(Your task)
State how many lines in the records hold the word "electrónico", giving the number and no other text.
___ Information shown
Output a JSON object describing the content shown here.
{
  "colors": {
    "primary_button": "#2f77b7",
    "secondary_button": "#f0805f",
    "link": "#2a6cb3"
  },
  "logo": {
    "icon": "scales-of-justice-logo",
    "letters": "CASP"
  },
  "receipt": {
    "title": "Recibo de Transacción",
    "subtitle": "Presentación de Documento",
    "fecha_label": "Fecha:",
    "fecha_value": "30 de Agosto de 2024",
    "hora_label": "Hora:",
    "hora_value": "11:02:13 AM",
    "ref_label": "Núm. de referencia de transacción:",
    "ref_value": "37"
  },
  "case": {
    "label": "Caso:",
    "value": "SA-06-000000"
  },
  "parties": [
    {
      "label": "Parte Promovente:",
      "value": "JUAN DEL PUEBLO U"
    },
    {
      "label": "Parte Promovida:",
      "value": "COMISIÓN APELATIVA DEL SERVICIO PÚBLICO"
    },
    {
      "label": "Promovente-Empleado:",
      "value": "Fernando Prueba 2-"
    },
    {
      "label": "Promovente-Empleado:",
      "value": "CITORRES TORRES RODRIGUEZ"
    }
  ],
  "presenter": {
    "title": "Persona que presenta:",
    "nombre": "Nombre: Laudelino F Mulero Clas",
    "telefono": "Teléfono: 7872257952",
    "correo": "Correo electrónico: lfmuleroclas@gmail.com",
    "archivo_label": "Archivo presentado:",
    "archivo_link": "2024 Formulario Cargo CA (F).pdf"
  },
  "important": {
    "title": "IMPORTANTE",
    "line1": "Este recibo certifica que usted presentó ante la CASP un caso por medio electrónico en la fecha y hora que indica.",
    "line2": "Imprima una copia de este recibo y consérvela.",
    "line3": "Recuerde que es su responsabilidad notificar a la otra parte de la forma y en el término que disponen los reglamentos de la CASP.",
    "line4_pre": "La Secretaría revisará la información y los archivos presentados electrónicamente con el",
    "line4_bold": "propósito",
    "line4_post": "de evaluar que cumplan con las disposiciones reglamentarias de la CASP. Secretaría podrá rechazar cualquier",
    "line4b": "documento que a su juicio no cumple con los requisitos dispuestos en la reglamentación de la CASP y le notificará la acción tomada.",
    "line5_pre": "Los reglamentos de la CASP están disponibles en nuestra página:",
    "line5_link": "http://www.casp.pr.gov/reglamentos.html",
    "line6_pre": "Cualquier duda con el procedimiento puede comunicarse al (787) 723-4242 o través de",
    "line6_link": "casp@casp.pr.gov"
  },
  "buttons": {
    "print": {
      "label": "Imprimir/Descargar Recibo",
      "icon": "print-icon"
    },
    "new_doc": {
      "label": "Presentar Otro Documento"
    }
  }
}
______
(Answer to the problem)
2